# [DESCRIPTION OF THE TASK]
Copy every line that contains the string "reboot" from the entries below.

····················

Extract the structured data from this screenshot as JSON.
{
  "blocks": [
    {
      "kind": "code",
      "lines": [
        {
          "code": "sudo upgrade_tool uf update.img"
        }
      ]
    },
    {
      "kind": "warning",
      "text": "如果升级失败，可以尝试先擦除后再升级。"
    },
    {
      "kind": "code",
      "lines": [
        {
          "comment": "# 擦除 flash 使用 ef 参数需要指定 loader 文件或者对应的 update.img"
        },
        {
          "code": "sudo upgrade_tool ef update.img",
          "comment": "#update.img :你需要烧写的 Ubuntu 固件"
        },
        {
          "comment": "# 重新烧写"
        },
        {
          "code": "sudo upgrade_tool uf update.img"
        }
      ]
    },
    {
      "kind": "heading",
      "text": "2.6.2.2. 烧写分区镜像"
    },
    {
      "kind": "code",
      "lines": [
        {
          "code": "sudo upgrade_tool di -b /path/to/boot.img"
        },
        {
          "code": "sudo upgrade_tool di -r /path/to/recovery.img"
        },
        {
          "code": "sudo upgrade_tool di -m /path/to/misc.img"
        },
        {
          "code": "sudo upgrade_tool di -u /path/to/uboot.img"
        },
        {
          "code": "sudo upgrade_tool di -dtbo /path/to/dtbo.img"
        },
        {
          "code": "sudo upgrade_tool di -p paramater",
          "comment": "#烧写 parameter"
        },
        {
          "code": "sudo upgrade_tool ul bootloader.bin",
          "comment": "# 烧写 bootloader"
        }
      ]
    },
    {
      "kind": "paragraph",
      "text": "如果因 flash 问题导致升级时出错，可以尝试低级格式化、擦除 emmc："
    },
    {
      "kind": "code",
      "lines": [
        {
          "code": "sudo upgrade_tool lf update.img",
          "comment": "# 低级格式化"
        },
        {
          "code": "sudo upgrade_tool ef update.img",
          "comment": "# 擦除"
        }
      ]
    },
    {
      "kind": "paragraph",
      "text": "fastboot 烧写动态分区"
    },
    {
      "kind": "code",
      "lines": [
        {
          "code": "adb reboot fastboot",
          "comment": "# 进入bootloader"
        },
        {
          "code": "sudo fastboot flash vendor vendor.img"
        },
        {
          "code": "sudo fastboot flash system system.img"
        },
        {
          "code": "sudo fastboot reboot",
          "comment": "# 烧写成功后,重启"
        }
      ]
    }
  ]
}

····················

# [SOLUTION TO THIS TASK]
          "code": "adb reboot fastboot",
          "code": "sudo fastboot reboot",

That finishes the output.